Stored records:
####################
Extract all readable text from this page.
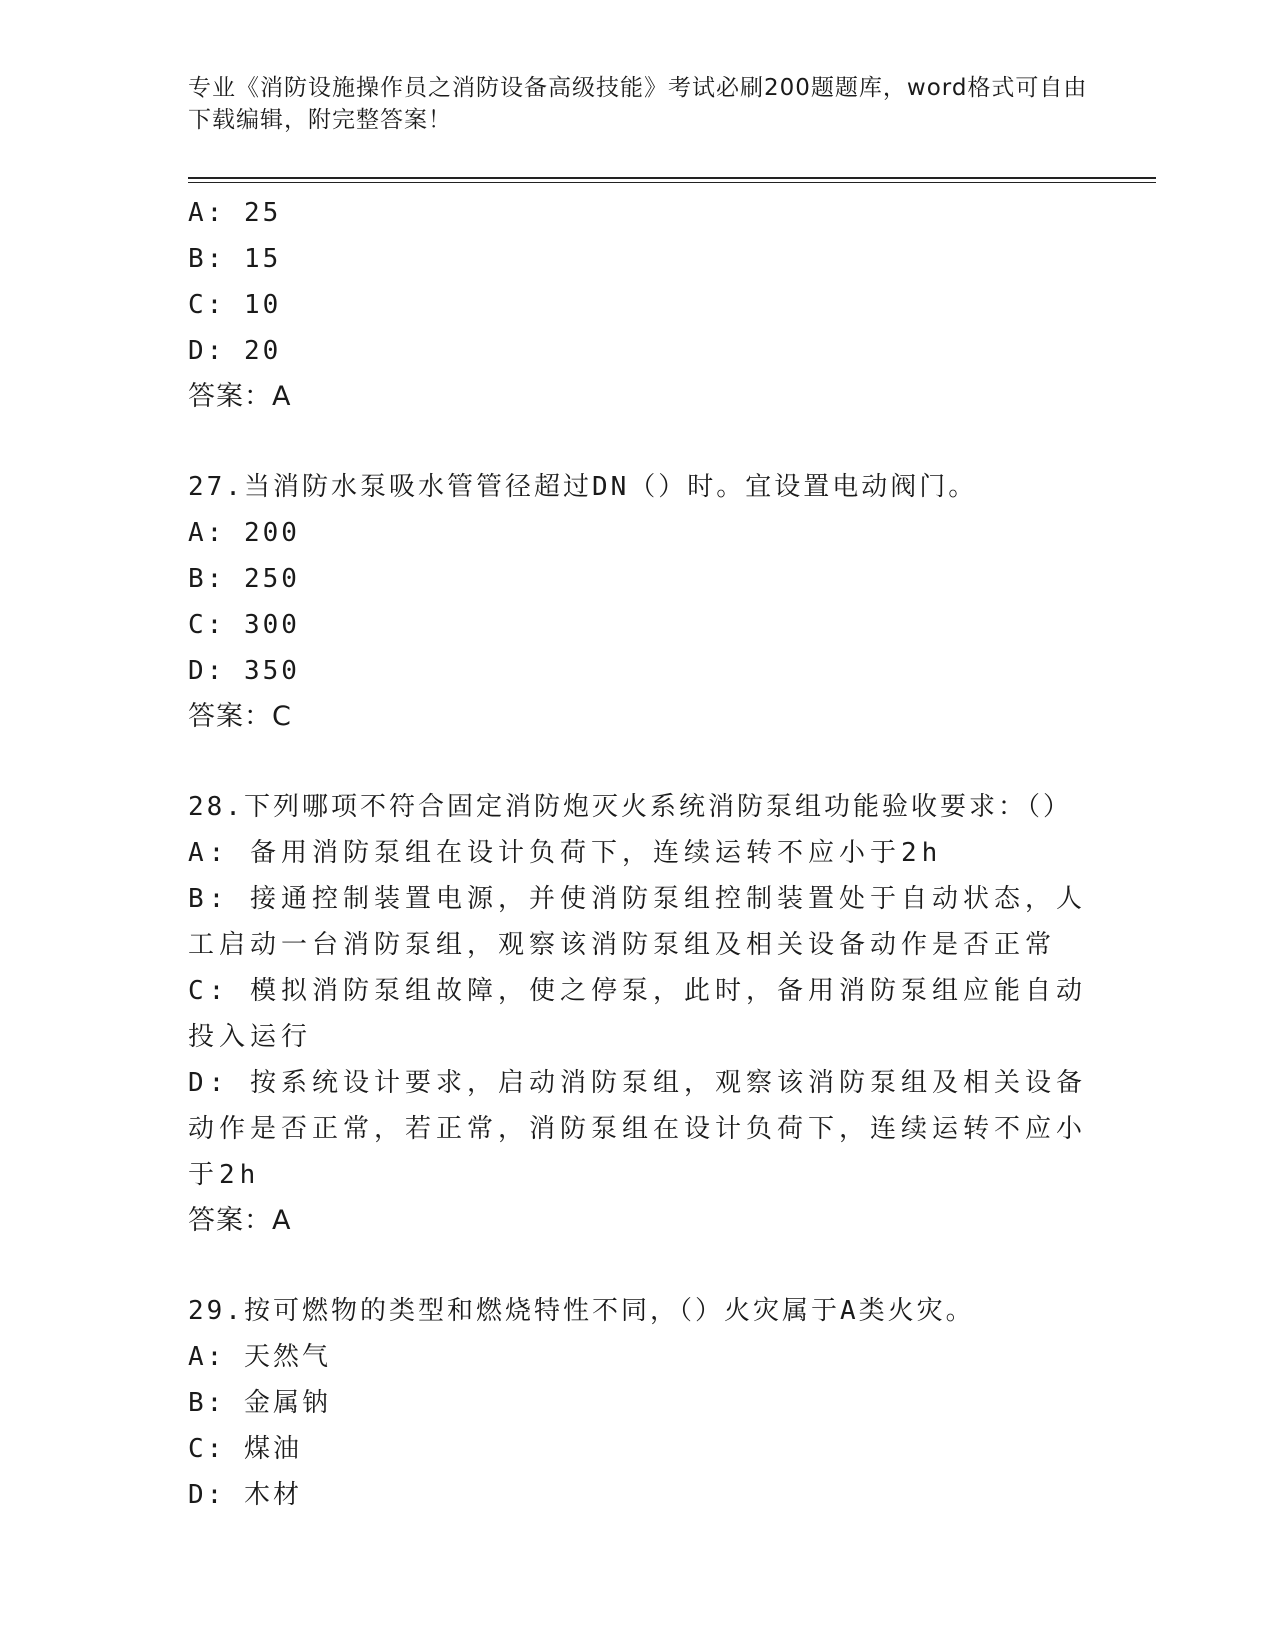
专业《消防设施操作员之消防设备高级技能》考试必刷200题题库，word格式可自由下载编辑，附完整答案！
A: 25
B: 15
C: 10
D: 20
答案：A
27.当消防水泵吸水管管径超过DN（）时。宜设置电动阀门。
A: 200
B: 250
C: 300
D: 350
答案：C
28.下列哪项不符合固定消防炮灭火系统消防泵组功能验收要求：（）
A: 备用消防泵组在设计负荷下，连续运转不应小于2h
B: 接通控制装置电源，并使消防泵组控制装置处于自动状态，人工启动一台消防泵组，观察该消防泵组及相关设备动作是否正常
C: 模拟消防泵组故障，使之停泵，此时，备用消防泵组应能自动投入运行
D: 按系统设计要求，启动消防泵组，观察该消防泵组及相关设备动作是否正常，若正常，消防泵组在设计负荷下，连续运转不应小于2h
答案：A
29.按可燃物的类型和燃烧特性不同，（）火灾属于A类火灾。
A: 天然气
B: 金属钠
C: 煤油
D: 木材
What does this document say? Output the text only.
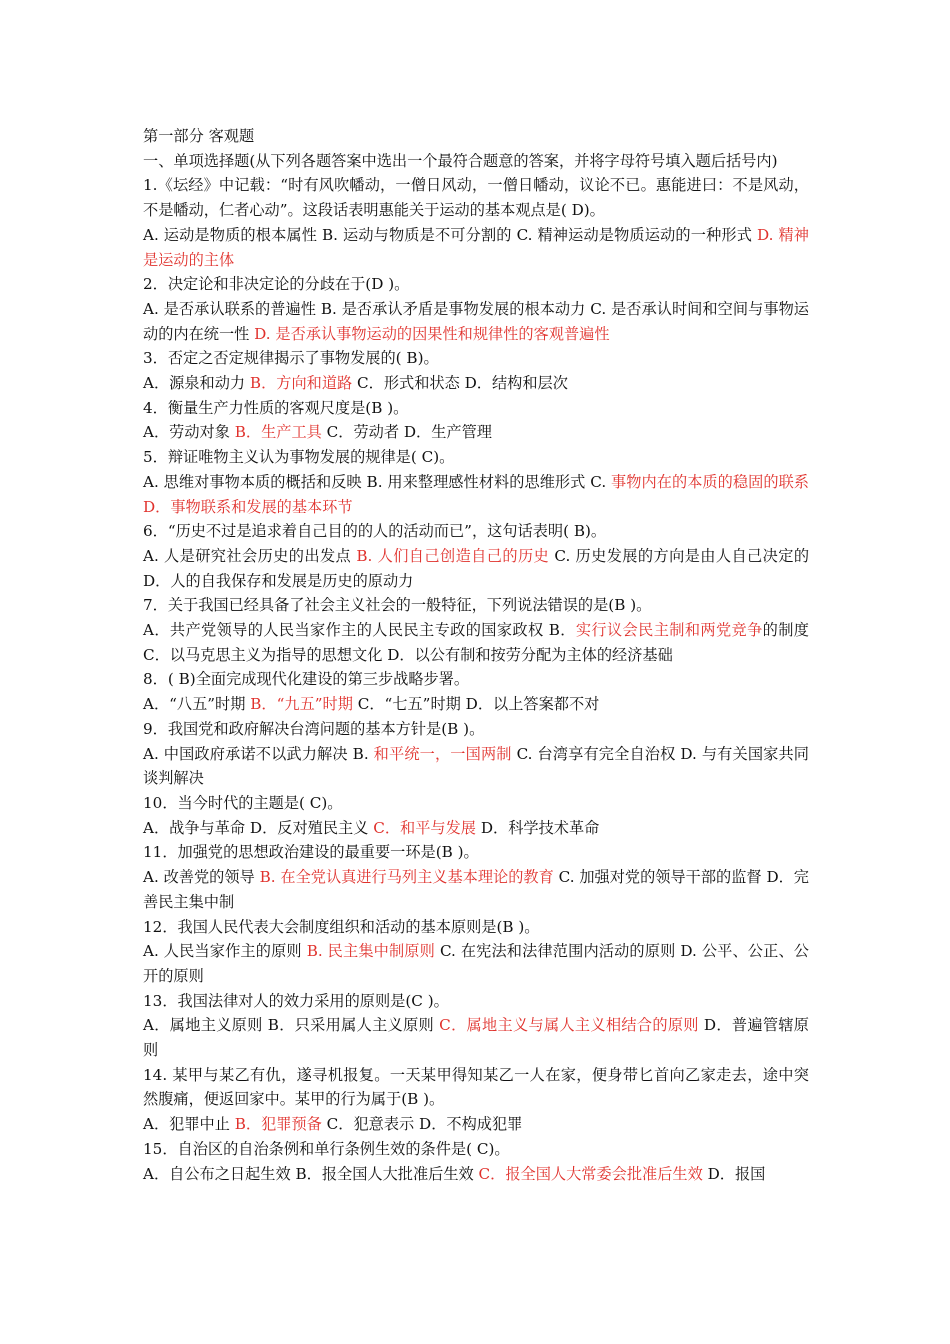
第一部分 客观题

一、单项选择题(从下列各题答案中选出一个最符合题意的答案，并将字母符号填入题后括号内)

1.《坛经》中记载：“时有风吹幡动，一僧日风动，一僧日幡动，议论不已。惠能进曰：不是风动，不是幡动，仁者心动”。这段话表明惠能关于运动的基本观点是( D)。

A. 运动是物质的根本属性 B. 运动与物质是不可分割的 C. 精神运动是物质运动的一种形式 D. 精神是运动的主体

2．决定论和非决定论的分歧在于(D )。

A. 是否承认联系的普遍性 B. 是否承认矛盾是事物发展的根本动力 C. 是否承认时间和空间与事物运动的内在统一性 D. 是否承认事物运动的因果性和规律性的客观普遍性

3．否定之否定规律揭示了事物发展的( B)。

A．源泉和动力 B．方向和道路 C．形式和状态 D．结构和层次

4．衡量生产力性质的客观尺度是(B )。

A．劳动对象 B．生产工具 C．劳动者 D．生产管理

5．辩证唯物主义认为事物发展的规律是( C)。

A. 思维对事物本质的概括和反映 B. 用来整理感性材料的思维形式 C. 事物内在的本质的稳固的联系 D．事物联系和发展的基本环节

6．“历史不过是追求着自己目的的人的活动而已”，这句话表明( B)。

A. 人是研究社会历史的出发点 B. 人们自己创造自己的历史 C. 历史发展的方向是由人自己决定的 D．人的自我保存和发展是历史的原动力

7．关于我国已经具备了社会主义社会的一般特征，下列说法错误的是(B )。

A．共产党领导的人民当家作主的人民民主专政的国家政权 B．实行议会民主制和两党竞争的制度 C．以马克思主义为指导的思想文化 D．以公有制和按劳分配为主体的经济基础

8．( B)全面完成现代化建设的第三步战略步署。

A．“八五”时期 B．“九五”时期 C．“七五”时期 D．以上答案都不对

9．我国党和政府解决台湾问题的基本方针是(B )。

A. 中国政府承诺不以武力解决 B. 和平统一，一国两制 C. 台湾享有完全自治权 D. 与有关国家共同谈判解决

10．当今时代的主题是( C)。

A．战争与革命 D．反对殖民主义 C．和平与发展 D．科学技术革命

11．加强党的思想政治建设的最重要一环是(B )。

A. 改善党的领导 B. 在全党认真进行马列主义基本理论的教育 C. 加强对党的领导干部的监督 D．完善民主集中制

12．我国人民代表大会制度组织和活动的基本原则是(B )。

A. 人民当家作主的原则 B. 民主集中制原则 C. 在宪法和法律范围内活动的原则 D. 公平、公正、公开的原则

13．我国法律对人的效力采用的原则是(C )。

A．属地主义原则 B．只采用属人主义原则 C．属地主义与属人主义相结合的原则 D．普遍管辖原则

14. 某甲与某乙有仇，遂寻机报复。一天某甲得知某乙一人在家，便身带匕首向乙家走去，途中突然腹痛，便返回家中。某甲的行为属于(B )。

A．犯罪中止 B．犯罪预备 C．犯意表示 D．不构成犯罪

15．自治区的自治条例和单行条例生效的条件是( C)。

A．自公布之日起生效 B．报全国人大批准后生效 C．报全国人大常委会批准后生效 D．报国
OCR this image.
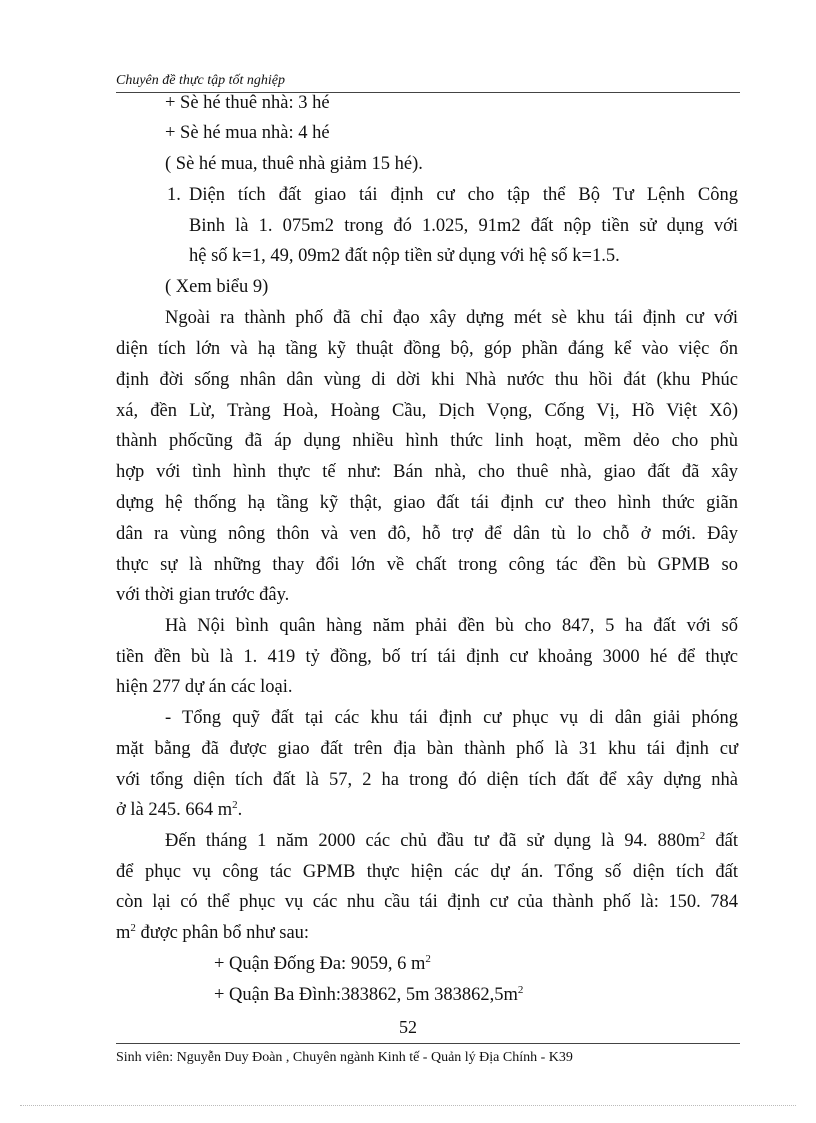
Chuyên đề thực tập tốt nghiệp
+ Sè hé thuê nhà: 3 hé
+ Sè hé mua nhà: 4 hé
( Sè hé mua, thuê nhà giảm 15 hé).
1. Diện tích đất giao tái định cư cho tập thể Bộ Tư Lệnh Công
Binh là 1. 075m2 trong đó 1.025, 91m2 đất nộp tiền sử dụng với
hệ số k=1, 49, 09m2 đất nộp tiền sử dụng với hệ số k=1.5.
( Xem biểu 9)
Ngoài ra thành phố đã chỉ đạo xây dựng mét sè khu tái định cư với
diện tích lớn và hạ tầng kỹ thuật đồng bộ, góp phần đáng kể vào việc ổn
định đời sống nhân dân vùng di dời khi Nhà nước thu hồi đát (khu Phúc
xá, đền Lừ, Tràng Hoà, Hoàng Cầu, Dịch Vọng, Cống Vị, Hồ Việt Xô)
thành phốcũng đã áp dụng nhiều hình thức linh hoạt, mềm dẻo cho phù
hợp với tình hình thực tế như: Bán nhà, cho thuê nhà, giao đất đã xây
dựng hệ thống hạ tầng kỹ thật, giao đất tái định cư theo hình thức giãn
dân ra vùng nông thôn và ven đô, hỗ trợ để dân tù lo chỗ ở mới. Đây
thực sự là những thay đổi lớn về chất trong công tác đền bù GPMB so
với thời gian trước đây.
Hà Nội bình quân hàng năm phải đền bù cho 847, 5 ha đất với số
tiền đền bù là 1. 419 tỷ đồng, bố trí tái định cư khoảng 3000 hé để thực
hiện 277 dự án các loại.
- Tổng quỹ đất tại các khu tái định cư phục vụ di dân giải phóng
mặt bằng đã được giao đất trên địa bàn thành phố là 31 khu tái định cư
với tổng diện tích đất là 57, 2 ha trong đó diện tích đất để xây dựng nhà
ở là 245. 664 $m^2$.
Đến tháng 1 năm 2000 các chủ đầu tư đã sử dụng là 94. $880m^2$ đất
để phục vụ công tác GPMB thực hiện các dự án. Tổng số diện tích đất
còn lại có thể phục vụ các nhu cầu tái định cư của thành phố là: 150. 784
$m^2$ được phân bổ như sau:
+ Quận Đống Đa: 9059, 6 $m^2$
+ Quận Ba Đình:383862, 5m $383862,5m^2$
52
Sinh viên: Nguyễn Duy Đoàn , Chuyên ngành Kinh tế - Quản lý Địa Chính - K39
####################
■ EXERCISE BRIEF ■
Identify all lines in the records above with the word "được".

■ OUTPUT FOR THIS EXERCISE ■
mặt bằng đã được giao đất trên địa bàn thành phố là 31 khu tái định cư
$m^2$ được phân bổ như sau:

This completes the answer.